To be done: In the records that follow, show each line where the word "without" is present.

■ ■ ■

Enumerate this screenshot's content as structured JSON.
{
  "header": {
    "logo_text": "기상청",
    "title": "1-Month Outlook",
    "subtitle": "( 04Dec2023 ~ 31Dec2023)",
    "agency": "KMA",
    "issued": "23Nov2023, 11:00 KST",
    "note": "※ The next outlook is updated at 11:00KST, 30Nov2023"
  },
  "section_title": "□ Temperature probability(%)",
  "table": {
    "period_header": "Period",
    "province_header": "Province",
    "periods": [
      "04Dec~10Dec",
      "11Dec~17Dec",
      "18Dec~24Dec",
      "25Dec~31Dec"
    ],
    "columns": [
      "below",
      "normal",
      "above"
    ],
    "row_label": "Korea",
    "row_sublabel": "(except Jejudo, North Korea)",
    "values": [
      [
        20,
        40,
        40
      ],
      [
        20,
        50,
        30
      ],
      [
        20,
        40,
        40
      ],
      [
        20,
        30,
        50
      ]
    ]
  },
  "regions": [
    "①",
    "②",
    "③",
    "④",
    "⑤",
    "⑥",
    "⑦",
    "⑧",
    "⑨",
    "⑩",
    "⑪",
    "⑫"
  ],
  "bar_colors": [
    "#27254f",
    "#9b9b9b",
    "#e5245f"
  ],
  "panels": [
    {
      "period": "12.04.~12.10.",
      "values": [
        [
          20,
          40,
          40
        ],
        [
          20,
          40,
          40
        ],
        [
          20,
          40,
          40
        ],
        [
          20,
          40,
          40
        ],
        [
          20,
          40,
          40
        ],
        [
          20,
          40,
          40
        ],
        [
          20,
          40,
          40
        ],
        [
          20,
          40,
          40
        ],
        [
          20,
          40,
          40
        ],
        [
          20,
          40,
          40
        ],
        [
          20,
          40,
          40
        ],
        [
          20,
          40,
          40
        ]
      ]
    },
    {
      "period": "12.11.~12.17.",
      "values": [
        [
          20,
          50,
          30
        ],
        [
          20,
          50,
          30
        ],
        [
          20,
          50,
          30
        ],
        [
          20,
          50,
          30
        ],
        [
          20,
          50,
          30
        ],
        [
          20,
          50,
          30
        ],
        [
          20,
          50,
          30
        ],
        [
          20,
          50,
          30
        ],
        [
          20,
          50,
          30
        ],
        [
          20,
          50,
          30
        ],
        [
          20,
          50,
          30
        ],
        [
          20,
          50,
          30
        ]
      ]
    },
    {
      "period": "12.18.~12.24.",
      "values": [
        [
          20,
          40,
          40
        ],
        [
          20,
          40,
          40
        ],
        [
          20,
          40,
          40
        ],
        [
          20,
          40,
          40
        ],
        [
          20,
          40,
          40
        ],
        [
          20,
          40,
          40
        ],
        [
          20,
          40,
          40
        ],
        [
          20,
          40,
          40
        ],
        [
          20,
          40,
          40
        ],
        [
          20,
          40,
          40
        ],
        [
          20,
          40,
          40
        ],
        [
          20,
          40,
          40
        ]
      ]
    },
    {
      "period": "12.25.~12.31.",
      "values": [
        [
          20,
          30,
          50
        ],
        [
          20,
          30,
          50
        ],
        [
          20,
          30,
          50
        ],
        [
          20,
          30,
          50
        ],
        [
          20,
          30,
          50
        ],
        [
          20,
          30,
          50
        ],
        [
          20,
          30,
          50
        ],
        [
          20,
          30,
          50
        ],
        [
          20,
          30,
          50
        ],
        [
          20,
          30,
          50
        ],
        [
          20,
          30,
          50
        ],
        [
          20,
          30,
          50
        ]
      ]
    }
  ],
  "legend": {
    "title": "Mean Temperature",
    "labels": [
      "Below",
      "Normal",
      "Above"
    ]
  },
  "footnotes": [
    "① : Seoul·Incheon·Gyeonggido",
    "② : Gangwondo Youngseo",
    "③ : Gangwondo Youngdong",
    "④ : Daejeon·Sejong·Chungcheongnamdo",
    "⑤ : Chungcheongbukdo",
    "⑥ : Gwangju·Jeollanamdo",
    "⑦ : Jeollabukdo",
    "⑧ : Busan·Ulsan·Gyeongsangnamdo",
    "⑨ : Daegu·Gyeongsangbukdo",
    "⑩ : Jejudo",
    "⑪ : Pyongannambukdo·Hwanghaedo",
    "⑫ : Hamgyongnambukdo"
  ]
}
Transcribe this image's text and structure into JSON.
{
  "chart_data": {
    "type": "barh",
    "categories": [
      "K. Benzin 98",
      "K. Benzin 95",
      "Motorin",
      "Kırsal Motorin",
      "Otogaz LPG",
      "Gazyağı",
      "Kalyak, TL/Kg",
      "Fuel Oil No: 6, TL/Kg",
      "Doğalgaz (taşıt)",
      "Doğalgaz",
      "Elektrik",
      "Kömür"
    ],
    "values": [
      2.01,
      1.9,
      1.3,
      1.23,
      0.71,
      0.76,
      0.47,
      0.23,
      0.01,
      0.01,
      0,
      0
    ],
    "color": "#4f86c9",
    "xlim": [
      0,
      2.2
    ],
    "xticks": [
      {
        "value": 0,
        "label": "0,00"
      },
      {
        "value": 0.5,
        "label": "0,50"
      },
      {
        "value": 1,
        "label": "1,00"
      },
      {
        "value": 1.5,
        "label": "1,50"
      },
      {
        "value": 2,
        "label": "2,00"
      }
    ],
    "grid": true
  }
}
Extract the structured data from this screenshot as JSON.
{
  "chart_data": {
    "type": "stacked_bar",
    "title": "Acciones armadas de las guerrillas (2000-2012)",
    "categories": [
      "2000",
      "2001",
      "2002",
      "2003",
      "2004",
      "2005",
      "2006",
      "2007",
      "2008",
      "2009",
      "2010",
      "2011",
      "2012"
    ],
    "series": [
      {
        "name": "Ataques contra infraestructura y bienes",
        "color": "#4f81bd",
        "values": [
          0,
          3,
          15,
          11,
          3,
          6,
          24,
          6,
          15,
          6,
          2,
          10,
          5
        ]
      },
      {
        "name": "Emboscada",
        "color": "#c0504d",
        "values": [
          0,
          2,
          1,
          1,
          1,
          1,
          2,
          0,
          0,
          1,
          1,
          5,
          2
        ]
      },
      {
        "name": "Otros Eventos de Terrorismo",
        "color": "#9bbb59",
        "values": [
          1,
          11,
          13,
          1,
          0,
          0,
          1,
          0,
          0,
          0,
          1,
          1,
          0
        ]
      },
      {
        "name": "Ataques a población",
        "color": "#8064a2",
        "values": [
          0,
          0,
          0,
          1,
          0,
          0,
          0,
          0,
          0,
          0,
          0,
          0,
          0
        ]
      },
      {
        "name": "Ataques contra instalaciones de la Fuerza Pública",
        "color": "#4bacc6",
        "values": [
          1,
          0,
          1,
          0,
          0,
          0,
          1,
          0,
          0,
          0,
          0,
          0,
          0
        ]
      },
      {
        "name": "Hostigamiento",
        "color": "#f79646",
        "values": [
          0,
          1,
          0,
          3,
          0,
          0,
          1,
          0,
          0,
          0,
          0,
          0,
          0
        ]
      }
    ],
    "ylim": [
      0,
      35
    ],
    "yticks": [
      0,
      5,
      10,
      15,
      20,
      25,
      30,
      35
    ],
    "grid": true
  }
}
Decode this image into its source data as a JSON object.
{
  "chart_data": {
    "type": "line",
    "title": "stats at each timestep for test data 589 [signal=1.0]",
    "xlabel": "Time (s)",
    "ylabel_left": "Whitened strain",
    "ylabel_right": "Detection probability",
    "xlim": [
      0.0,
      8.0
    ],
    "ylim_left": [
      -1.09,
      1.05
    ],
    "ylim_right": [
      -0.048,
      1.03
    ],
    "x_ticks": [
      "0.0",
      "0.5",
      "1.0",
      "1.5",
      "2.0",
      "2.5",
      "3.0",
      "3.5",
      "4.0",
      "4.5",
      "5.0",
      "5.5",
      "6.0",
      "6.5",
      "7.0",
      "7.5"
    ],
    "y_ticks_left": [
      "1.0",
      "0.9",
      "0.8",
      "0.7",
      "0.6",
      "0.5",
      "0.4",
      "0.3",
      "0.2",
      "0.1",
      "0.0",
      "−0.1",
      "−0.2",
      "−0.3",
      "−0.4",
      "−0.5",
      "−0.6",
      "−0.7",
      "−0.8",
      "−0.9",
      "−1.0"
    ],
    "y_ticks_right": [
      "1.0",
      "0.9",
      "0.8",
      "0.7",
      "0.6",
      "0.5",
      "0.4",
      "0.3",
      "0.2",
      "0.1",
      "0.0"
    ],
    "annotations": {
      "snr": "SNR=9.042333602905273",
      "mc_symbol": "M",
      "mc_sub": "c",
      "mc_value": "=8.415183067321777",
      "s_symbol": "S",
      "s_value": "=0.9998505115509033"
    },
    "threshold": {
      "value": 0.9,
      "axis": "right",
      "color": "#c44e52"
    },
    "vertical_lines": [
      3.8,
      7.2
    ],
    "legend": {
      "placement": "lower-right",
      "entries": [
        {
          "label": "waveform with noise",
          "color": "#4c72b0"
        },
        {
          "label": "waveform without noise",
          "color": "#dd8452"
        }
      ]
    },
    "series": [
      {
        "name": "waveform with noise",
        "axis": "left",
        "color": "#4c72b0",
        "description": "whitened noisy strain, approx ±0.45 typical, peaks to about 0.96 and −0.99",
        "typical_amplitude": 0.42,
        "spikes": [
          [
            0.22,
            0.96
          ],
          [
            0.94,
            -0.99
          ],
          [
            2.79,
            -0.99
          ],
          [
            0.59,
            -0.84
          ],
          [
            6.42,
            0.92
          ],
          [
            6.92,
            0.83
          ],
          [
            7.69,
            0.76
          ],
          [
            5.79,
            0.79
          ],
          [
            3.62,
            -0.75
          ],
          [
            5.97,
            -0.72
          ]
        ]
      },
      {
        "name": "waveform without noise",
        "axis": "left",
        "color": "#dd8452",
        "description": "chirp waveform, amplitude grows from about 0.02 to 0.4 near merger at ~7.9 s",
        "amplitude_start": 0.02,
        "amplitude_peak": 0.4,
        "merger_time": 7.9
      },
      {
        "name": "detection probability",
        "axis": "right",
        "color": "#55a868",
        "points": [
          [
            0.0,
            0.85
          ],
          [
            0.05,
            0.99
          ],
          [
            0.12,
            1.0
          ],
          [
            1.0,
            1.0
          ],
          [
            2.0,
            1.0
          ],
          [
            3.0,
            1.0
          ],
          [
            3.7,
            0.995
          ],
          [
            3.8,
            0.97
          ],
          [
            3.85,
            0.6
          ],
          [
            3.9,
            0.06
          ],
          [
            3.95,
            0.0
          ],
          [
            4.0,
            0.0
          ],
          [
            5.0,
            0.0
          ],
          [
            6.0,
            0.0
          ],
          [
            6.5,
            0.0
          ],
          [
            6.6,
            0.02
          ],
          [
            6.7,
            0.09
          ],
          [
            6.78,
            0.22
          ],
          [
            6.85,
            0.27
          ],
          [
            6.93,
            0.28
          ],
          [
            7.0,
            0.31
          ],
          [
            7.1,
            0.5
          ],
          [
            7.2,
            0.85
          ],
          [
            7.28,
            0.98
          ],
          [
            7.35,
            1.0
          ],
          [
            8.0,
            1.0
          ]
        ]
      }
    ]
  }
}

■ ■ ■

Full response:
          "label": "waveform without noise",
        "name": "waveform without noise",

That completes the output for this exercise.